## [TASK DIRECTIONS]
Print all of the lines exactly. Any picture among them stays out.

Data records
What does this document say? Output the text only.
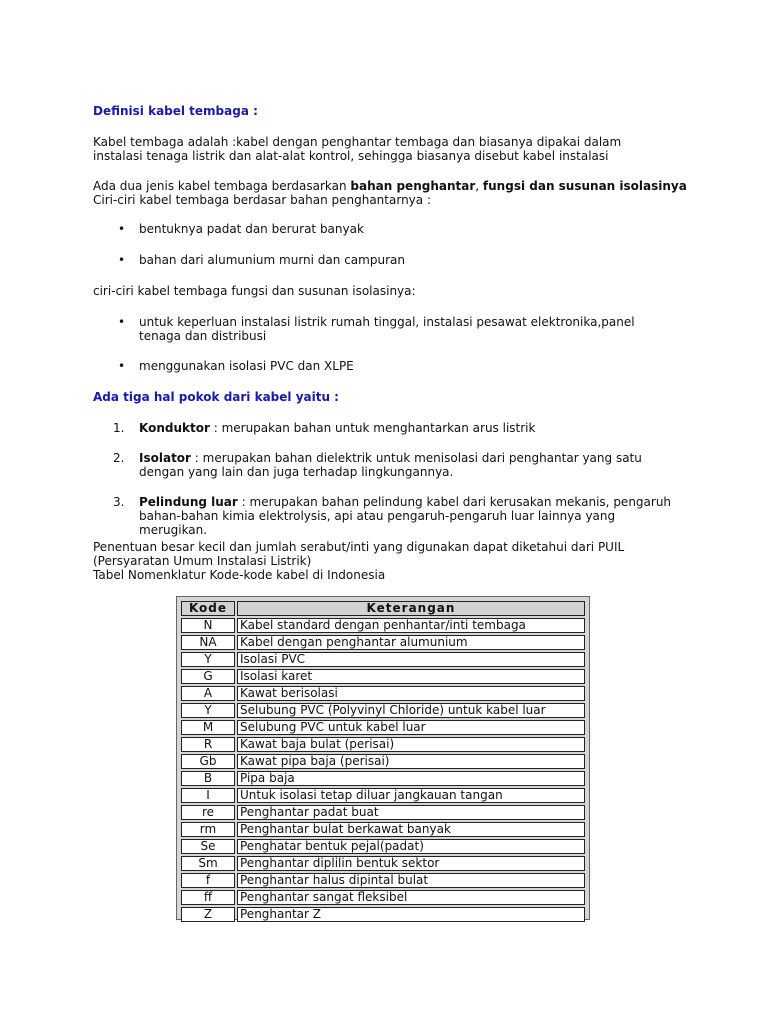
Definisi kabel tembaga :
Kabel tembaga adalah :kabel dengan penghantar tembaga dan biasanya dipakai dalam instalasi tenaga listrik dan alat-alat kontrol, sehingga biasanya disebut kabel instalasi
Ada dua jenis kabel tembaga berdasarkan bahan penghantar, fungsi dan susunan isolasinya
Ciri-ciri kabel tembaga berdasar bahan penghantarnya :
• bentuknya padat dan berurat banyak
• bahan dari alumunium murni dan campuran
ciri-ciri kabel tembaga fungsi dan susunan isolasinya:
• untuk keperluan instalasi listrik rumah tinggal, instalasi pesawat elektronika,panel tenaga dan distribusi
• menggunakan isolasi PVC dan XLPE
Ada tiga hal pokok dari kabel yaitu :
1. Konduktor : merupakan bahan untuk menghantarkan arus listrik
2. Isolator : merupakan bahan dielektrik untuk menisolasi dari penghantar yang satu dengan yang lain dan juga terhadap lingkungannya.
3. Pelindung luar : merupakan bahan pelindung kabel dari kerusakan mekanis, pengaruh bahan-bahan kimia elektrolysis, api atau pengaruh-pengaruh luar lainnya yang merugikan.
Penentuan besar kecil dan jumlah serabut/inti yang digunakan dapat diketahui dari PUIL
(Persyaratan Umum Instalasi Listrik)
Tabel Nomenklatur Kode-kode kabel di Indonesia
Kode	Keterangan
N	Kabel standard dengan penhantar/inti tembaga
NA	Kabel dengan penghantar alumunium
Y	Isolasi PVC
G	Isolasi karet
A	Kawat berisolasi
Y	Selubung PVC (Polyvinyl Chloride) untuk kabel luar
M	Selubung PVC untuk kabel luar
R	Kawat baja bulat (perisai)
Gb	Kawat pipa baja (perisai)
B	Pipa baja
I	Untuk isolasi tetap diluar jangkauan tangan
re	Penghantar padat buat
rm	Penghantar bulat berkawat banyak
Se	Penghatar bentuk pejal(padat)
Sm	Penghantar diplilin bentuk sektor
f	Penghantar halus dipintal bulat
ff	Penghantar sangat fleksibel
Z	Penghantar Z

## [ANSWER TO THE PROBLEM]
What does this document say? Output the text only.
Definisi kabel tembaga :
Kabel tembaga adalah :kabel dengan penghantar tembaga dan biasanya dipakai dalam instalasi tenaga listrik dan alat-alat kontrol, sehingga biasanya disebut kabel instalasi
Ada dua jenis kabel tembaga berdasarkan bahan penghantar, fungsi dan susunan isolasinya
Ciri-ciri kabel tembaga berdasar bahan penghantarnya :
• bentuknya padat dan berurat banyak
• bahan dari alumunium murni dan campuran
ciri-ciri kabel tembaga fungsi dan susunan isolasinya:
• untuk keperluan instalasi listrik rumah tinggal, instalasi pesawat elektronika,panel tenaga dan distribusi
• menggunakan isolasi PVC dan XLPE
Ada tiga hal pokok dari kabel yaitu :
1. Konduktor : merupakan bahan untuk menghantarkan arus listrik
2. Isolator : merupakan bahan dielektrik untuk menisolasi dari penghantar yang satu dengan yang lain dan juga terhadap lingkungannya.
3. Pelindung luar : merupakan bahan pelindung kabel dari kerusakan mekanis, pengaruh bahan-bahan kimia elektrolysis, api atau pengaruh-pengaruh luar lainnya yang merugikan.
Penentuan besar kecil dan jumlah serabut/inti yang digunakan dapat diketahui dari PUIL
(Persyaratan Umum Instalasi Listrik)
Tabel Nomenklatur Kode-kode kabel di Indonesia
Kode	Keterangan
N	Kabel standard dengan penhantar/inti tembaga
NA	Kabel dengan penghantar alumunium
Y	Isolasi PVC
G	Isolasi karet
A	Kawat berisolasi
Y	Selubung PVC (Polyvinyl Chloride) untuk kabel luar
M	Selubung PVC untuk kabel luar
R	Kawat baja bulat (perisai)
Gb	Kawat pipa baja (perisai)
B	Pipa baja
I	Untuk isolasi tetap diluar jangkauan tangan
re	Penghantar padat buat
rm	Penghantar bulat berkawat banyak
Se	Penghatar bentuk pejal(padat)
Sm	Penghantar diplilin bentuk sektor
f	Penghantar halus dipintal bulat
ff	Penghantar sangat fleksibel
Z	Penghantar Z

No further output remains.